**EXTRAIT CHOISI:**

★ ★ ★ ★ ★

Malgré tout cela, nous ne nous contentons pas d’observer avec indifférence notre agonie collective. Nous avons complètement adopté le discours de nos boss qui nous disent de toujours travailler plus fort. On se fait la compétition entre nous. On se met la pression entre nous. Plus besoins de police sur le campement, nous sommes notre propre police. Cette réalité, elle se retrouve dans la figure emblématique du highballer. Celui ou celle qui représente le plus haut degré de l’accomplissement de l’échelle sociale au treeplanting. Parfois, même des légendes se forment autour de ces figures. Et pourtant, la valeur de ces personnes ne se mesure que dans leur production et jamais dans leur individualité. Par effet antagonique, nous ne nous percevons qu’au travers du prisme de la production. Une réalité dont se réjouit le patronat.

Tout cela et nous trinquons sans problème avec nos boss. Nous leur assurons qu’ils et elles sont nos ami-es. Que l’expérience du treeplanting ne pourrait pas être la même sans eux et elles. Effectivement, elle serait bien mieux! Mais, je ne peux m’empêcher de ressentir un goût amer… ami-es? Comment pouvons-nous réconcilier amitié et maltraitance, si ce n’est que nous n’avons aucun respect pour nous même? Nous qui partageons les mêmes conditions, les mêmes problèmes. Nos boss ce sont des hypocrites. Cette relation d’amour-haine que nous développons avec notre emploi, elle n’est pas bien difficile à comprendre. Nous aimons la vie de camp, les soirées inoubliables, les amitiés tissées, les étoiles dans le ciel, les après-midis sur la plage… Nous détestons le travail gratuit, les insultes, les blessures, les crises psychologiques, la pression, les journées et les semaines qui ne terminent plus… Ce n’est pas eux et elles qui rendent nos saisons inoubliables, mais vous. Combien parmi vous avez déjà fantasmé, plusieurs heures durant, mille et une façons de torturer votre contremaître? Ils et elles ne font rien d’autre que nous contraindre à l’expérience de la souffrance et de l’indignité. Des choses qui contribuent à nous souder davantage, mais qui n’est pas notre plaisir en soi.

★ ★ ★ ★ ★

**DONNÉES ENREGISTRÉES:**
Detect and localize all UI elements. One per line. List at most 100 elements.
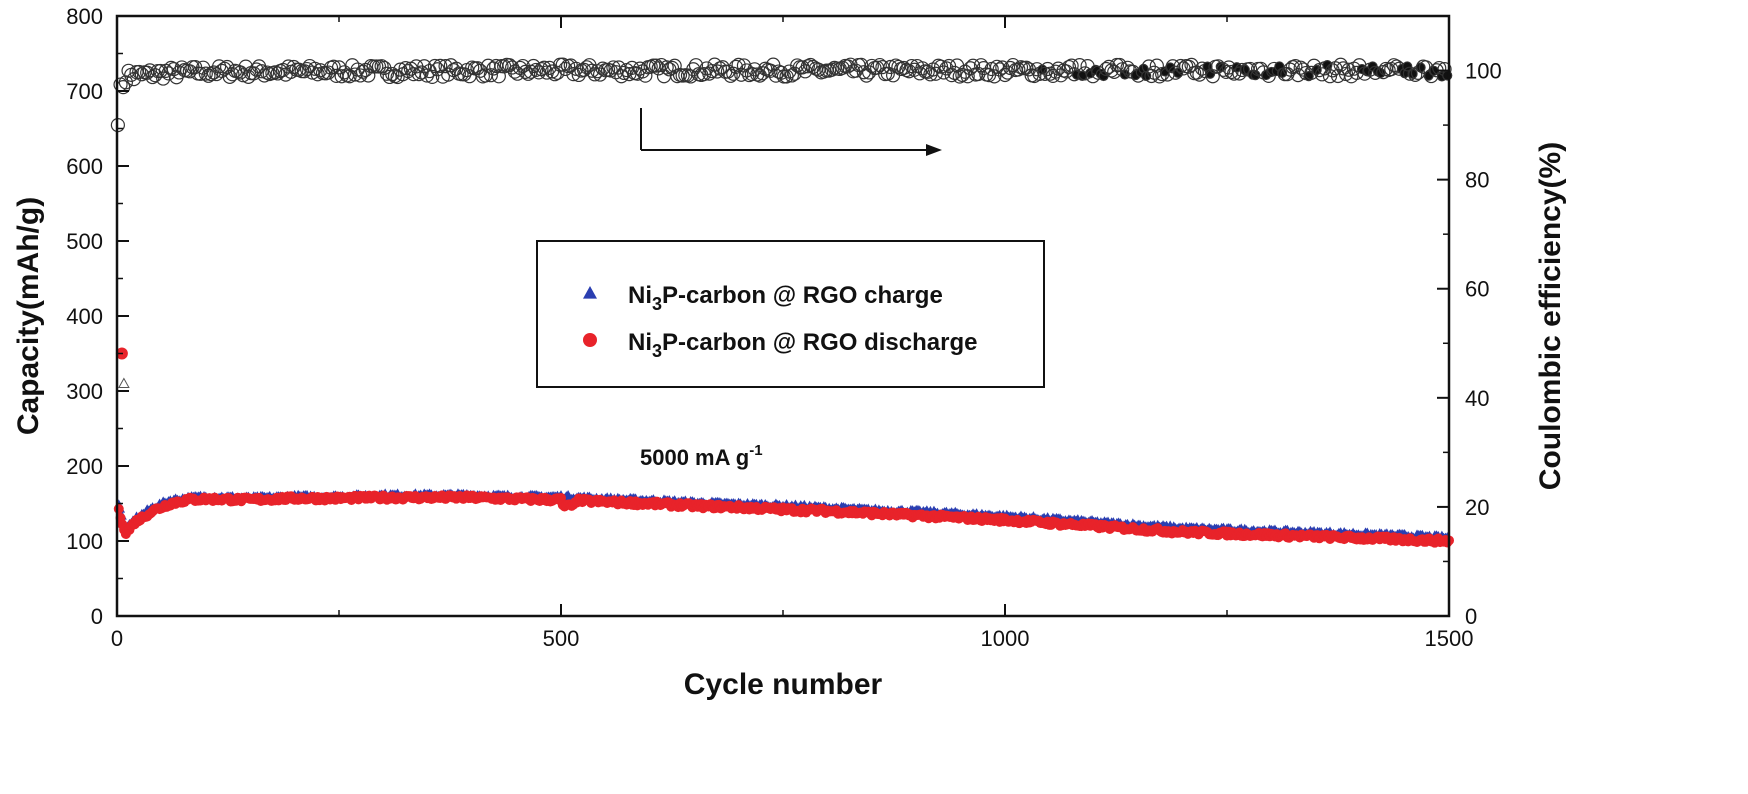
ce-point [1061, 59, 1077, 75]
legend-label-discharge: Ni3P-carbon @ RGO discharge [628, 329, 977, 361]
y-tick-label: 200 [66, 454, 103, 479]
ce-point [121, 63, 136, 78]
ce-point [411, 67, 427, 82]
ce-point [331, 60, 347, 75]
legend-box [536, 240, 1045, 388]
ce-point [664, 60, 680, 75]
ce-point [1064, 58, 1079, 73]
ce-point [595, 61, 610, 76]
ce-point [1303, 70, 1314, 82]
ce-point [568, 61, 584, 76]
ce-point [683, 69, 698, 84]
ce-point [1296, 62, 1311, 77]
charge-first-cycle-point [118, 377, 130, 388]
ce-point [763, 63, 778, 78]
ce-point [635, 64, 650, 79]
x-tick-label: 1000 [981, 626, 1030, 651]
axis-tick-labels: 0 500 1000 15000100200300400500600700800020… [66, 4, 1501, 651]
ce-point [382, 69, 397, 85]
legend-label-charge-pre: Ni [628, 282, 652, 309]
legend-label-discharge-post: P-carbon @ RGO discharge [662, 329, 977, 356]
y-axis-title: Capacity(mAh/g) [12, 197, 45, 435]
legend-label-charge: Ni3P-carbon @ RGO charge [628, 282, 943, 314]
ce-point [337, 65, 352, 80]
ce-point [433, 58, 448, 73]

★ ★ ★ ★ ★

**TRAVAIL DEMANDÉ:**
- A) Répondez à ces questions sur l'extrait consacré au treeplanting :
(i) Quelle figure emblématique représente le plus haut degré de l'accomplissement de l'échelle sociale au treeplanting ?
(ii) Dans quoi seulement se mesure la valeur de ces personnes ?
(iii) Selon l'auteur, qui rend les saisons inoubliables ?
- B) Dans les enregistrements, recopiez le passage qui va de la ligne contenant "ce-point [1061, 59, 1077, 75]" jusqu'à la ligne contenant "x-tick-label: 1000 [981, 626, 1030, 651]", ces deux lignes comprises. Remplacez "legend-box" par "legend-frame" et ne changez rien d'autre.
L'extrait et les enregistrements sont deux documents sans lien entre eux.

**CORRIGÉ:**
- A)
(i) Le highballer.
(ii) Dans leur production, jamais dans leur individualité.
(iii) Vous, et non les boss.

- B)
ce-point [1061, 59, 1077, 75]
legend-label-discharge: Ni3P-carbon @ RGO discharge [628, 329, 977, 361]
y-tick-label: 200 [66, 454, 103, 479]
ce-point [121, 63, 136, 78]
ce-point [411, 67, 427, 82]
ce-point [331, 60, 347, 75]
legend-frame [536, 240, 1045, 388]
ce-point [664, 60, 680, 75]
ce-point [1064, 58, 1079, 73]
ce-point [595, 61, 610, 76]
ce-point [1303, 70, 1314, 82]
ce-point [568, 61, 584, 76]
ce-point [683, 69, 698, 84]
ce-point [1296, 62, 1311, 77]
charge-first-cycle-point [118, 377, 130, 388]
ce-point [763, 63, 778, 78]
ce-point [635, 64, 650, 79]
x-tick-label: 1000 [981, 626, 1030, 651]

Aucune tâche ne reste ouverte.